Set exercise
Copy the listing below in full and skip every picture.

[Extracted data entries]
══════════

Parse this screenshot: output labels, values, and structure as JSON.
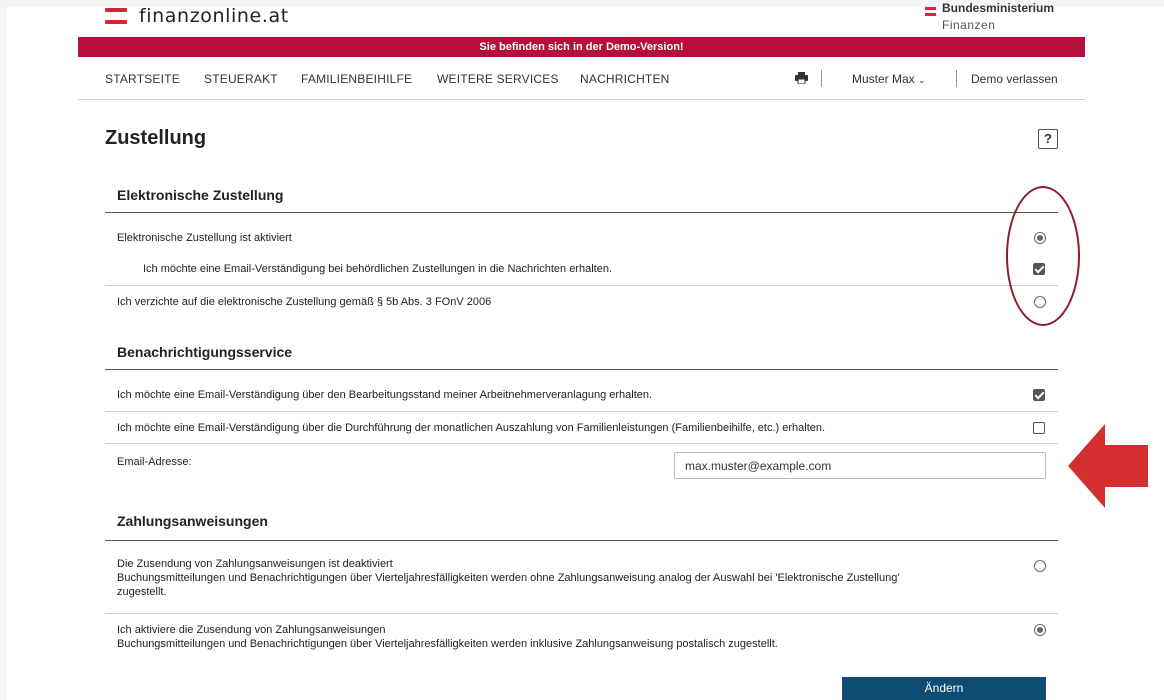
{
  "header": {
    "logo_text": "finanzonline.at",
    "ministry_name": "Bundesministerium",
    "ministry_sub": "Finanzen",
    "accent_color": "#d9213a"
  },
  "demo_banner": "Sie befinden sich in der Demo-Version!",
  "nav": {
    "items": [
      "STARTSEITE",
      "STEUERAKT",
      "FAMILIENBEIHILFE",
      "WEITERE SERVICES",
      "NACHRICHTEN"
    ],
    "print_icon": "printer-icon",
    "user": "Muster Max",
    "logout": "Demo verlassen"
  },
  "page": {
    "title": "Zustellung",
    "help_label": "?"
  },
  "sections": {
    "elektronisch": {
      "title": "Elektronische Zustellung",
      "option_active": "Elektronische Zustellung ist aktiviert",
      "option_email_notice": "Ich möchte eine Email-Verständigung bei behördlichen Zustellungen in die Nachrichten erhalten.",
      "option_waive": "Ich verzichte auf die elektronische Zustellung gemäß § 5b Abs. 3 FOnV 2006",
      "active_selected": true,
      "email_notice_checked": true,
      "waive_selected": false
    },
    "benachrichtigung": {
      "title": "Benachrichtigungsservice",
      "option_anv": "Ich möchte eine Email-Verständigung über den Bearbeitungsstand meiner Arbeitnehmerveranlagung erhalten.",
      "option_family": "Ich möchte eine Email-Verständigung über die Durchführung der monatlichen Auszahlung von Familienleistungen (Familienbeihilfe, etc.) erhalten.",
      "anv_checked": true,
      "family_checked": false,
      "email_label": "Email-Adresse:",
      "email_value": "max.muster@example.com"
    },
    "zahlung": {
      "title": "Zahlungsanweisungen",
      "option_off_line1": "Die Zusendung von Zahlungsanweisungen ist deaktiviert",
      "option_off_line2": "Buchungsmitteilungen und Benachrichtigungen über Vierteljahresfälligkeiten werden ohne Zahlungsanweisung analog der Auswahl bei 'Elektronische Zustellung' zugestellt.",
      "option_on_line1": "Ich aktiviere die Zusendung von Zahlungsanweisungen",
      "option_on_line2": "Buchungsmitteilungen und Benachrichtigungen über Vierteljahresfälligkeiten werden inklusive Zahlungsanweisung postalisch zugestellt.",
      "off_selected": false,
      "on_selected": true
    }
  },
  "submit_label": "Ändern",
  "annotation_color": "#8e1c2a",
  "arrow_color": "#d32f2f"
}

══════════

Answer for the task
Parse this screenshot: output labels, values, and structure as JSON.
{
  "header": {
    "logo_text": "finanzonline.at",
    "ministry_name": "Bundesministerium",
    "ministry_sub": "Finanzen",
    "accent_color": "#d9213a"
  },
  "demo_banner": "Sie befinden sich in der Demo-Version!",
  "nav": {
    "items": [
      "STARTSEITE",
      "STEUERAKT",
      "FAMILIENBEIHILFE",
      "WEITERE SERVICES",
      "NACHRICHTEN"
    ],
    "print_icon": "printer-icon",
    "user": "Muster Max",
    "logout": "Demo verlassen"
  },
  "page": {
    "title": "Zustellung",
    "help_label": "?"
  },
  "sections": {
    "elektronisch": {
      "title": "Elektronische Zustellung",
      "option_active": "Elektronische Zustellung ist aktiviert",
      "option_email_notice": "Ich möchte eine Email-Verständigung bei behördlichen Zustellungen in die Nachrichten erhalten.",
      "option_waive": "Ich verzichte auf die elektronische Zustellung gemäß § 5b Abs. 3 FOnV 2006",
      "active_selected": true,
      "email_notice_checked": true,
      "waive_selected": false
    },
    "benachrichtigung": {
      "title": "Benachrichtigungsservice",
      "option_anv": "Ich möchte eine Email-Verständigung über den Bearbeitungsstand meiner Arbeitnehmerveranlagung erhalten.",
      "option_family": "Ich möchte eine Email-Verständigung über die Durchführung der monatlichen Auszahlung von Familienleistungen (Familienbeihilfe, etc.) erhalten.",
      "anv_checked": true,
      "family_checked": false,
      "email_label": "Email-Adresse:",
      "email_value": "max.muster@example.com"
    },
    "zahlung": {
      "title": "Zahlungsanweisungen",
      "option_off_line1": "Die Zusendung von Zahlungsanweisungen ist deaktiviert",
      "option_off_line2": "Buchungsmitteilungen und Benachrichtigungen über Vierteljahresfälligkeiten werden ohne Zahlungsanweisung analog der Auswahl bei 'Elektronische Zustellung' zugestellt.",
      "option_on_line1": "Ich aktiviere die Zusendung von Zahlungsanweisungen",
      "option_on_line2": "Buchungsmitteilungen und Benachrichtigungen über Vierteljahresfälligkeiten werden inklusive Zahlungsanweisung postalisch zugestellt.",
      "off_selected": false,
      "on_selected": true
    }
  },
  "submit_label": "Ändern",
  "annotation_color": "#8e1c2a",
  "arrow_color": "#d32f2f"
}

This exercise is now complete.